EXERCISE> Where a line holds the word "Fixed", copy that line.

DATA TO USE>
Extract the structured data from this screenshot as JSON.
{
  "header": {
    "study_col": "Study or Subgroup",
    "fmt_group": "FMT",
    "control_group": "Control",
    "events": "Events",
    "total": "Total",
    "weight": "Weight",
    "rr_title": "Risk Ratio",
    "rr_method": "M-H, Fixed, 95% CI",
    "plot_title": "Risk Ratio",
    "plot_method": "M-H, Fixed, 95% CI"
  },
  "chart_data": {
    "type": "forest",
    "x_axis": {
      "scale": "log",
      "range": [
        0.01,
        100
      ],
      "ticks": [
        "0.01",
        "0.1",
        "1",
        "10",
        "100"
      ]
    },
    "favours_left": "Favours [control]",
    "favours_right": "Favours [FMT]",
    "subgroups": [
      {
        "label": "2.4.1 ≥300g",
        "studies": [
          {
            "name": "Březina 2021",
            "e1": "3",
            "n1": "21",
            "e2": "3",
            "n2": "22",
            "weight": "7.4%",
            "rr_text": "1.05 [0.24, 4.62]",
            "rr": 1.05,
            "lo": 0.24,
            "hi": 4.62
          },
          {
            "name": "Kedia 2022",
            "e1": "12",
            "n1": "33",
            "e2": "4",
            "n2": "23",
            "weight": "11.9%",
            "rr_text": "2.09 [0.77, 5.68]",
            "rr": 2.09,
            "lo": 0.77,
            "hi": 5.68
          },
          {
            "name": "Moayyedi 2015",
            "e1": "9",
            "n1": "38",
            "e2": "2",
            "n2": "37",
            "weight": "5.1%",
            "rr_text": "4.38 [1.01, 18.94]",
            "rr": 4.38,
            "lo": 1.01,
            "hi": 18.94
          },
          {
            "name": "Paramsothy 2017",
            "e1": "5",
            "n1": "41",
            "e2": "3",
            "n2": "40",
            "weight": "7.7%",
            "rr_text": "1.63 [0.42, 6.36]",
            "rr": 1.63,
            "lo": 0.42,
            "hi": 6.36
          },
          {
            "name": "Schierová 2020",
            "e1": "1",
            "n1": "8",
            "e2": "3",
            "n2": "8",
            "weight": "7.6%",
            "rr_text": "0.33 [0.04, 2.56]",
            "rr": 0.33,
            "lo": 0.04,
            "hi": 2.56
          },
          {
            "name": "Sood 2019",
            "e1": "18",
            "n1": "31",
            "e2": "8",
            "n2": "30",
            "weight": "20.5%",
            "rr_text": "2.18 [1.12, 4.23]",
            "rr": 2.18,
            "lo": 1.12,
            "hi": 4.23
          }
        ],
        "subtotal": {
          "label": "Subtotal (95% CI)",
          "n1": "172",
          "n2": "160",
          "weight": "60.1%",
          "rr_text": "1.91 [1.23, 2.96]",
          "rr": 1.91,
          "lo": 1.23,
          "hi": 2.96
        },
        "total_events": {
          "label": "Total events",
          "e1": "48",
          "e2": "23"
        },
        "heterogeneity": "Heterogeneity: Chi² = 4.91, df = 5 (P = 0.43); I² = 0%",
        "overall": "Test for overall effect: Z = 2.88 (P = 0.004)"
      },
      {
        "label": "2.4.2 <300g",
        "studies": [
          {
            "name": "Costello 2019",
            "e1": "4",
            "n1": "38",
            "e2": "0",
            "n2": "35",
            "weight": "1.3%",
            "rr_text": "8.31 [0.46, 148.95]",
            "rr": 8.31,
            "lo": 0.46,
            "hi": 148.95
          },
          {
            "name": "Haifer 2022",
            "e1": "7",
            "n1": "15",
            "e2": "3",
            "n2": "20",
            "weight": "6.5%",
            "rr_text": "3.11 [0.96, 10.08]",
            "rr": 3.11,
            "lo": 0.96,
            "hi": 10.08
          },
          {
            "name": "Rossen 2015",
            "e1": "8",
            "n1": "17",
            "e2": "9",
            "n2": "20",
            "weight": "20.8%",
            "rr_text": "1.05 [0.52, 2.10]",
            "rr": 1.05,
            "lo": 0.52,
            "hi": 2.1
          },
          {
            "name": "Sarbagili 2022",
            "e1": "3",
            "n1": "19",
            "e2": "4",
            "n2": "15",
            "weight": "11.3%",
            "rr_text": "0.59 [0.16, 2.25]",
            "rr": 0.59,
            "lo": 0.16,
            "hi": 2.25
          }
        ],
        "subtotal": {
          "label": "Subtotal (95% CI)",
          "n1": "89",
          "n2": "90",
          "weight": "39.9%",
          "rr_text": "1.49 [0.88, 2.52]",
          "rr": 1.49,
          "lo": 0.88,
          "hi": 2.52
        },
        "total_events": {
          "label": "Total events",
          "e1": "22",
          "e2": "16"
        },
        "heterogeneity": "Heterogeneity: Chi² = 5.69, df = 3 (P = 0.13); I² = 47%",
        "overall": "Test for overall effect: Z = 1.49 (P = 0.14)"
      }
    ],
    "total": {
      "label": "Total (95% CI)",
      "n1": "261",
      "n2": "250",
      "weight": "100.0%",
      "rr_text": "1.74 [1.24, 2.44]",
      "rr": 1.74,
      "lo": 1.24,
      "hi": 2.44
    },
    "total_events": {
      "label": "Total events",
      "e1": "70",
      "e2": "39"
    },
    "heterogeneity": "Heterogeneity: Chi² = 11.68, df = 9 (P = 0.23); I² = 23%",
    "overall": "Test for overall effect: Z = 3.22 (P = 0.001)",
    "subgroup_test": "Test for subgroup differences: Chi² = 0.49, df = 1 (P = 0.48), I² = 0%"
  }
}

RESULT OF THE EXERCISE>
    "rr_method": "M-H, Fixed, 95% CI",
    "plot_method": "M-H, Fixed, 95% CI"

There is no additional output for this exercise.